EXERCISE DESCRIPTION: Each record is to be transcribed exactly.

PROVIDED ENTRIES:
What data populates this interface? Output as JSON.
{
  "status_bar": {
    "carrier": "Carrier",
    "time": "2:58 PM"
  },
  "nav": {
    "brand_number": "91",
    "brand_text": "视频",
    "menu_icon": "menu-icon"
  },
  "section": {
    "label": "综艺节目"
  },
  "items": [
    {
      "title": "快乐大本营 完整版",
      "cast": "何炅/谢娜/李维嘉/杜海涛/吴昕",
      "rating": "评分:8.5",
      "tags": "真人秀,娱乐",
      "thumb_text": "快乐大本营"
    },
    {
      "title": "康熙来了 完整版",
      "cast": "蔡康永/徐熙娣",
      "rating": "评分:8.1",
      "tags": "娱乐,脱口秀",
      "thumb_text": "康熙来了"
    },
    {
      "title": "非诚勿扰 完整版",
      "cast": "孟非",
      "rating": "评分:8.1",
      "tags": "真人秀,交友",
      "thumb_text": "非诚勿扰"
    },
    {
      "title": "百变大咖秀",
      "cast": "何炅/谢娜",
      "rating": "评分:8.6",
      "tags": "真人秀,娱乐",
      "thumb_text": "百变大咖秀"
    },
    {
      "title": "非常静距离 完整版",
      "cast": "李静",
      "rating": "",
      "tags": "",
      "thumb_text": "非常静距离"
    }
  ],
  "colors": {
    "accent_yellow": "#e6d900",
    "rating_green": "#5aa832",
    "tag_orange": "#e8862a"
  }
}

RESULT OF THE TASK:
What data populates this interface? Output as JSON.
{
  "status_bar": {
    "carrier": "Carrier",
    "time": "2:58 PM"
  },
  "nav": {
    "brand_number": "91",
    "brand_text": "视频",
    "menu_icon": "menu-icon"
  },
  "section": {
    "label": "综艺节目"
  },
  "items": [
    {
      "title": "快乐大本营 完整版",
      "cast": "何炅/谢娜/李维嘉/杜海涛/吴昕",
      "rating": "评分:8.5",
      "tags": "真人秀,娱乐",
      "thumb_text": "快乐大本营"
    },
    {
      "title": "康熙来了 完整版",
      "cast": "蔡康永/徐熙娣",
      "rating": "评分:8.1",
      "tags": "娱乐,脱口秀",
      "thumb_text": "康熙来了"
    },
    {
      "title": "非诚勿扰 完整版",
      "cast": "孟非",
      "rating": "评分:8.1",
      "tags": "真人秀,交友",
      "thumb_text": "非诚勿扰"
    },
    {
      "title": "百变大咖秀",
      "cast": "何炅/谢娜",
      "rating": "评分:8.6",
      "tags": "真人秀,娱乐",
      "thumb_text": "百变大咖秀"
    },
    {
      "title": "非常静距离 完整版",
      "cast": "李静",
      "rating": "",
      "tags": "",
      "thumb_text": "非常静距离"
    }
  ],
  "colors": {
    "accent_yellow": "#e6d900",
    "rating_green": "#5aa832",
    "tag_orange": "#e8862a"
  }
}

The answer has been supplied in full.